WORK INSTRUCTIONS — Determine how many lines in the entries below include "text". The reply should be that number and nothing else.

--- begin DATA PROVIDED ---

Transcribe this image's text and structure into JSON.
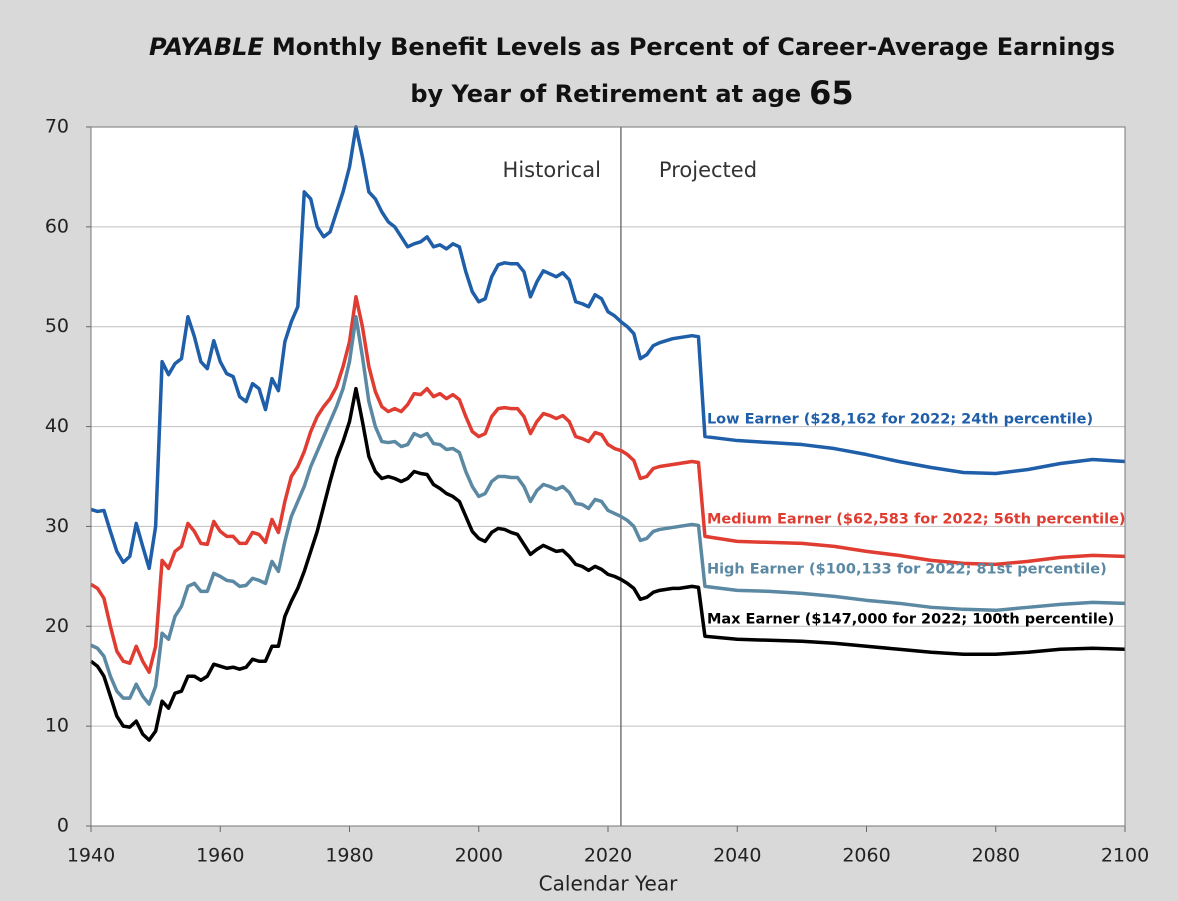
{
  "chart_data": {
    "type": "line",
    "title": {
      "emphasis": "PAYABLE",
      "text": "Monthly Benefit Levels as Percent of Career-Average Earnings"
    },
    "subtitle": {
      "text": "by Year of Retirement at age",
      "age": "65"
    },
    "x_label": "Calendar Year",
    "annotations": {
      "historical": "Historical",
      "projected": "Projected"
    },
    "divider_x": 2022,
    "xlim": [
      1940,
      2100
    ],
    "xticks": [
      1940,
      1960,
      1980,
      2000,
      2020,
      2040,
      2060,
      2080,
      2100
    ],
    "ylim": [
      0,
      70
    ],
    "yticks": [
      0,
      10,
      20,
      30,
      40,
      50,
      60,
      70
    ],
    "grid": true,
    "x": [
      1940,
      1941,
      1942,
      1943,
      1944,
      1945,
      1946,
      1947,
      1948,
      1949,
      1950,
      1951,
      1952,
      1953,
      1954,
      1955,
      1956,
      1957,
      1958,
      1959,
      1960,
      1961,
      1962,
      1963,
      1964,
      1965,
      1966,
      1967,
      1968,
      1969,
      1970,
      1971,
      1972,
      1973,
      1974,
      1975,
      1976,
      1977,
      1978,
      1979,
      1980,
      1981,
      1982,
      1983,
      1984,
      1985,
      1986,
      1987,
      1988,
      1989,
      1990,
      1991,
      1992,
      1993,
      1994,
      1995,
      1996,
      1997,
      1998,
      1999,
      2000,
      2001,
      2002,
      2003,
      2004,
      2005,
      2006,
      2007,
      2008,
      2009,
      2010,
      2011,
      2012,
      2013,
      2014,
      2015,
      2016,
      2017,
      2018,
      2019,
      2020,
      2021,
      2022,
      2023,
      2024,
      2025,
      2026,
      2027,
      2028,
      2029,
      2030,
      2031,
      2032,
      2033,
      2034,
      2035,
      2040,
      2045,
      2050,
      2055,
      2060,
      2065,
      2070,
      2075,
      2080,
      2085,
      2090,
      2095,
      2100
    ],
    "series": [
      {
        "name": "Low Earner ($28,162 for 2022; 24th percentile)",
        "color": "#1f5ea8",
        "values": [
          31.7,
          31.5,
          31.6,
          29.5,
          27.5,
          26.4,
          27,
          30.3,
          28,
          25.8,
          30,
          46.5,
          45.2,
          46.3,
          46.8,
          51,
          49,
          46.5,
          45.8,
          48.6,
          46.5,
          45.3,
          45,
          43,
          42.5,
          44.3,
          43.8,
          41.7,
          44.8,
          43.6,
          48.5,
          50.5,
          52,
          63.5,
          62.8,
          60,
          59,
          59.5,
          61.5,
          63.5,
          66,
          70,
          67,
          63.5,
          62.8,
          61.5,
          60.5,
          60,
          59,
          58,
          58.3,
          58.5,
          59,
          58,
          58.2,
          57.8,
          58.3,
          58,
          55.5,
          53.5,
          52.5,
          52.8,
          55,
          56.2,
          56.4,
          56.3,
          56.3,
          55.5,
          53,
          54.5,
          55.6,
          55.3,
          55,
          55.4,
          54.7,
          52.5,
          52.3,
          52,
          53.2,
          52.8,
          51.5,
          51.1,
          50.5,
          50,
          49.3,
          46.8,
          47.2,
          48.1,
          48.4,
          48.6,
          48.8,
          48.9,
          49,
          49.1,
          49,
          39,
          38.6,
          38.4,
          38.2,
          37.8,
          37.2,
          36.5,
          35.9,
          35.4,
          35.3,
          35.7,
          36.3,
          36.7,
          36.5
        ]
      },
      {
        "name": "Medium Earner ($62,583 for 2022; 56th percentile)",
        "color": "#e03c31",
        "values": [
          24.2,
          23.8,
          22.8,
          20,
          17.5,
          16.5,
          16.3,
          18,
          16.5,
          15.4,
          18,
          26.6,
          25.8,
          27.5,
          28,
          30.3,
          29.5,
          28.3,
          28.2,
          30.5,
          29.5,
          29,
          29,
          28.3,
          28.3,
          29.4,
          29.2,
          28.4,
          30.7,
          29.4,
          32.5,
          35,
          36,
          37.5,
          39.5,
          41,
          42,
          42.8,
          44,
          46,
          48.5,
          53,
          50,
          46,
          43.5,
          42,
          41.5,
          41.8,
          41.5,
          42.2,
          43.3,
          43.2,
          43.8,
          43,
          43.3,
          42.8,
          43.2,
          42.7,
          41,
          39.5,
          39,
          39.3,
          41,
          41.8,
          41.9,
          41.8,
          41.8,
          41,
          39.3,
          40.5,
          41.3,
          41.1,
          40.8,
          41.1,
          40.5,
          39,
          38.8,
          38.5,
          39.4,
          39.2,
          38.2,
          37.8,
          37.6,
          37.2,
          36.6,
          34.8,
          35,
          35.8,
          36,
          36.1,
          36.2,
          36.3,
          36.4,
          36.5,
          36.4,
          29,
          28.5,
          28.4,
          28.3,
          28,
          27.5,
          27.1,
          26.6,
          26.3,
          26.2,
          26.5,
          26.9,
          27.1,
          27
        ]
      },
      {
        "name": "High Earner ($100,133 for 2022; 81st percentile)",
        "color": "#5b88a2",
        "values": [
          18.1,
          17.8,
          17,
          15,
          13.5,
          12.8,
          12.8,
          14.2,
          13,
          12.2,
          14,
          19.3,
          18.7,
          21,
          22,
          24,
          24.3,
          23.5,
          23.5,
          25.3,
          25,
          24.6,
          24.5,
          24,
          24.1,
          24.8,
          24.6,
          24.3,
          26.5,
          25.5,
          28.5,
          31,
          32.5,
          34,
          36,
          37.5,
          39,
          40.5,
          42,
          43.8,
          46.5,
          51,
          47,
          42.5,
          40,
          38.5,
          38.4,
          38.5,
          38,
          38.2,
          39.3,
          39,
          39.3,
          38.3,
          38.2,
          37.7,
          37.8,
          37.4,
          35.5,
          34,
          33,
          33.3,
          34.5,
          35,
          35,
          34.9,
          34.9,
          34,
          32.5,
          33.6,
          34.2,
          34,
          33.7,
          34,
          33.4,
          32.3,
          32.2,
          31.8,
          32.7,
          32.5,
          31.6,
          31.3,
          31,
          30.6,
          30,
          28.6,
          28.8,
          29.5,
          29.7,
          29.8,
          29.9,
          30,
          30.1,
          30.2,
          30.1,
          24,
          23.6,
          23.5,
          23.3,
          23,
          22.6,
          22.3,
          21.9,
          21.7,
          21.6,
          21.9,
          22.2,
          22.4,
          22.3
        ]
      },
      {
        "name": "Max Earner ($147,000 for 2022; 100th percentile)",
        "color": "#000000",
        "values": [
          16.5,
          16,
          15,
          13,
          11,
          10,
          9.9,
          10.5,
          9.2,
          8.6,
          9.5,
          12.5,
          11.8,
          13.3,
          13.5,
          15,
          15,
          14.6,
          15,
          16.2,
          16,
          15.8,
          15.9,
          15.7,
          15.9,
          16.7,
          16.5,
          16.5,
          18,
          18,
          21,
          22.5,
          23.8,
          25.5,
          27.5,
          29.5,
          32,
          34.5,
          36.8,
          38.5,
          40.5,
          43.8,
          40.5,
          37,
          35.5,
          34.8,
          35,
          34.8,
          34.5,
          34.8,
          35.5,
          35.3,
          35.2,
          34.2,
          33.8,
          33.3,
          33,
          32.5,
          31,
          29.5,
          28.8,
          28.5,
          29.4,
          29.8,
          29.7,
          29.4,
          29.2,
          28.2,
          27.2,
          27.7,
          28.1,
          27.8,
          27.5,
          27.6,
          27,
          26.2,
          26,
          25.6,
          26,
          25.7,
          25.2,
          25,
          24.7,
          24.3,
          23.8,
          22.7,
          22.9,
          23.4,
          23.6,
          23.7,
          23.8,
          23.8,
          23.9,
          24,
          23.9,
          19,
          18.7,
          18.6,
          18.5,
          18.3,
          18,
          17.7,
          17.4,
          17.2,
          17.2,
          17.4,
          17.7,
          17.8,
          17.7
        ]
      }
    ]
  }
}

--- end DATA PROVIDED ---
--- begin DATA PROVIDED ---

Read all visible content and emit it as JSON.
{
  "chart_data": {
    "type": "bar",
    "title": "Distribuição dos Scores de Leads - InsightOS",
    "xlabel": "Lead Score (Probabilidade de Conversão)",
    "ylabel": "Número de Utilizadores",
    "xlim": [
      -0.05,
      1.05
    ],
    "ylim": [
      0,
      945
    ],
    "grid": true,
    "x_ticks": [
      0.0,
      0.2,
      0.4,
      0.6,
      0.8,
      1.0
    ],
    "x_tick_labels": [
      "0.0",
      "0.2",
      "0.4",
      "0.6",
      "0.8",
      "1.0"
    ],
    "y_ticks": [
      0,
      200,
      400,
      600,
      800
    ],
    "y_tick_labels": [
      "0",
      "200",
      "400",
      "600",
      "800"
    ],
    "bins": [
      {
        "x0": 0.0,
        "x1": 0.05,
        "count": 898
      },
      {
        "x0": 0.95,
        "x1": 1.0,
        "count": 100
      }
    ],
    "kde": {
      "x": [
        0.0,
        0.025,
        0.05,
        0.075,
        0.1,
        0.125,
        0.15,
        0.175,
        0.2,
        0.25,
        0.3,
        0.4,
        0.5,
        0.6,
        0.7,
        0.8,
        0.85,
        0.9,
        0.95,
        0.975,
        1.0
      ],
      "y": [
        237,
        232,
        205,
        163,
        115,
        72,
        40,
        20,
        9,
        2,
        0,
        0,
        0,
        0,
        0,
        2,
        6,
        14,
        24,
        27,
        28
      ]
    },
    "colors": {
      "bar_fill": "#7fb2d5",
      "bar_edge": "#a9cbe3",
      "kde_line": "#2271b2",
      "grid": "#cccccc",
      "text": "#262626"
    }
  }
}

--- end DATA PROVIDED ---

OUTPUT OF THE TASK — 4